| Exercise requirements |
Copy out all lines in the data below containing the string "JSON".

| Provided entries |

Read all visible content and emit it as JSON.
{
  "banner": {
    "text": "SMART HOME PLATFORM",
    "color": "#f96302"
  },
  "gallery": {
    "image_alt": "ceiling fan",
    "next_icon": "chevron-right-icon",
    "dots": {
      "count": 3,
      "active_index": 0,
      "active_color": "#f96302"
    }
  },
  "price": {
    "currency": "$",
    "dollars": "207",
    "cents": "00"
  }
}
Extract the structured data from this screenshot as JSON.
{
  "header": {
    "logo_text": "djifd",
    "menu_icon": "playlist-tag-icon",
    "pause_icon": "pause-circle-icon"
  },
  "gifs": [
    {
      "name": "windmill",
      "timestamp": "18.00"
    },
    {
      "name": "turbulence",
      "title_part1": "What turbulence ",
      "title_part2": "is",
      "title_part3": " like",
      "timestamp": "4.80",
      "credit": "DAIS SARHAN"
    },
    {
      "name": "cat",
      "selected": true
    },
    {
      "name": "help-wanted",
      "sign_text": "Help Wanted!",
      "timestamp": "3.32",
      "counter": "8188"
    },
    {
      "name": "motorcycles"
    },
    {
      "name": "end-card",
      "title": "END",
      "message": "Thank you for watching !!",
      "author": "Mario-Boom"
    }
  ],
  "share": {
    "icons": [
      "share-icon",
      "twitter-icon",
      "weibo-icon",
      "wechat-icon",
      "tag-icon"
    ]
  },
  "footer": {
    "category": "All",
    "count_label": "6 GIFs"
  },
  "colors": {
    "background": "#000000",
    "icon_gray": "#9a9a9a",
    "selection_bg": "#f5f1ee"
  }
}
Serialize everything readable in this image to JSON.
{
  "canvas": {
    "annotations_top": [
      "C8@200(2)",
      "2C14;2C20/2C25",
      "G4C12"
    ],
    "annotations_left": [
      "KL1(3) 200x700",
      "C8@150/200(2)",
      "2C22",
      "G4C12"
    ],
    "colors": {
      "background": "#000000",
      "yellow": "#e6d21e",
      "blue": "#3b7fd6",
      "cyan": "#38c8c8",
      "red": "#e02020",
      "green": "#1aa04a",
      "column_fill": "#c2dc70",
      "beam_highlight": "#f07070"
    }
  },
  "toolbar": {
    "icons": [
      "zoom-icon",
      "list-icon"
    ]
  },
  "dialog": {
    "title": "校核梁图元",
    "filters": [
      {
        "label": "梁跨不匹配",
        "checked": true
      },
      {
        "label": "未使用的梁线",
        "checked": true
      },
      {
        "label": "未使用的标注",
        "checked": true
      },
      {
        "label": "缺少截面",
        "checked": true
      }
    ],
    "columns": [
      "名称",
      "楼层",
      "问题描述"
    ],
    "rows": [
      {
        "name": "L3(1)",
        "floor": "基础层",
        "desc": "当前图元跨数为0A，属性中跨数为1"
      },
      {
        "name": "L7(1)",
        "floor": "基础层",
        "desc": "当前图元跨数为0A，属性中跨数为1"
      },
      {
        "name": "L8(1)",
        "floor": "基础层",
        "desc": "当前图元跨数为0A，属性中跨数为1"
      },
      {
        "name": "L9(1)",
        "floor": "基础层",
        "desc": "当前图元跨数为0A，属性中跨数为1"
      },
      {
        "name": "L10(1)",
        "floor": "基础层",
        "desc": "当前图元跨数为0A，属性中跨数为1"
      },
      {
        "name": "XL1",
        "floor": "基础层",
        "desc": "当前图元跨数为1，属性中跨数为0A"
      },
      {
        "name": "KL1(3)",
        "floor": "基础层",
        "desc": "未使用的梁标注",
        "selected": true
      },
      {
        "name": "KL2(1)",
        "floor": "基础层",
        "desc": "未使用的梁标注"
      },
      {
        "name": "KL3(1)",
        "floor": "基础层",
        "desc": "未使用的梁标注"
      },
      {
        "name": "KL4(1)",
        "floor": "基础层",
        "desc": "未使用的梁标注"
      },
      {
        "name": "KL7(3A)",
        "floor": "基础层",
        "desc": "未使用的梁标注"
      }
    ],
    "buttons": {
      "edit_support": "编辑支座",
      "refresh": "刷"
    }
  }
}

| Solution |
Read all visible content and emit it as JSON.
Extract the structured data from this screenshot as JSON.
Serialize everything readable in this image to JSON.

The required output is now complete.